THE PROBLEM:
Below is a block of records. Copy every line in it that contains the word "campus".

Entries taken from a collection:
—————

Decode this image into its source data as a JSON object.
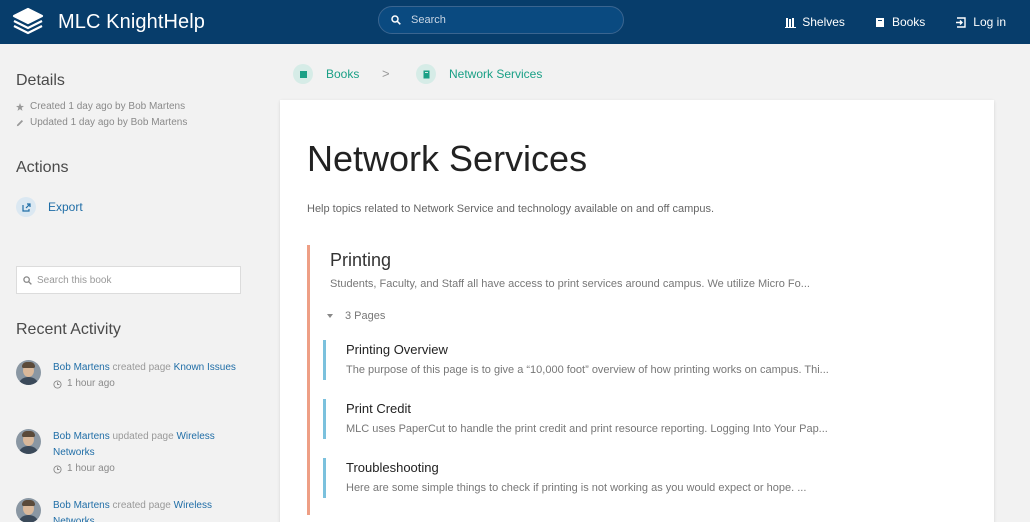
{
  "header": {
    "app_title": "MLC KnightHelp",
    "search_placeholder": "Search",
    "nav": [
      {
        "label": "Shelves",
        "icon": "shelves-icon"
      },
      {
        "label": "Books",
        "icon": "book-icon"
      },
      {
        "label": "Log in",
        "icon": "login-icon"
      }
    ],
    "bg_color": "#073d6b"
  },
  "sidebar": {
    "details_heading": "Details",
    "created": "Created 1 day ago by Bob Martens",
    "updated": "Updated 1 day ago by Bob Martens",
    "actions_heading": "Actions",
    "export_label": "Export",
    "book_search_placeholder": "Search this book",
    "recent_heading": "Recent Activity",
    "activity": [
      {
        "user": "Bob Martens",
        "verb": "created page",
        "target": "Known Issues",
        "time": "1 hour ago"
      },
      {
        "user": "Bob Martens",
        "verb": "updated page",
        "target": "Wireless Networks",
        "time": "1 hour ago"
      },
      {
        "user": "Bob Martens",
        "verb": "created page",
        "target": "Wireless Networks",
        "time": ""
      }
    ]
  },
  "breadcrumb": [
    {
      "label": "Books"
    },
    {
      "label": "Network Services"
    }
  ],
  "main": {
    "title": "Network Services",
    "description": "Help topics related to Network Service and technology available on and off campus.",
    "chapter": {
      "title": "Printing",
      "text": "Students, Faculty, and Staff all have access to print services around campus. We utilize Micro Fo...",
      "page_count": "3 Pages",
      "pages": [
        {
          "title": "Printing Overview",
          "excerpt": "The purpose of this page is to give a “10,000 foot” overview of how printing works on campus. Thi..."
        },
        {
          "title": "Print Credit",
          "excerpt": "MLC uses PaperCut to handle the print credit and print resource reporting. Logging Into Your Pap..."
        },
        {
          "title": "Troubleshooting",
          "excerpt": "Here are some simple things to check if printing is not working as you would expect or hope. ..."
        }
      ]
    },
    "accent_chapter": "#ee9f85",
    "accent_page": "#7bc1dd",
    "link_color": "#206ea7"
  }
}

—————

SOLUTION:
    "description": "Help topics related to Network Service and technology available on and off campus.",
      "text": "Students, Faculty, and Staff all have access to print services around campus. We utilize Micro Fo...",
          "excerpt": "The purpose of this page is to give a “10,000 foot” overview of how printing works on campus. Thi..."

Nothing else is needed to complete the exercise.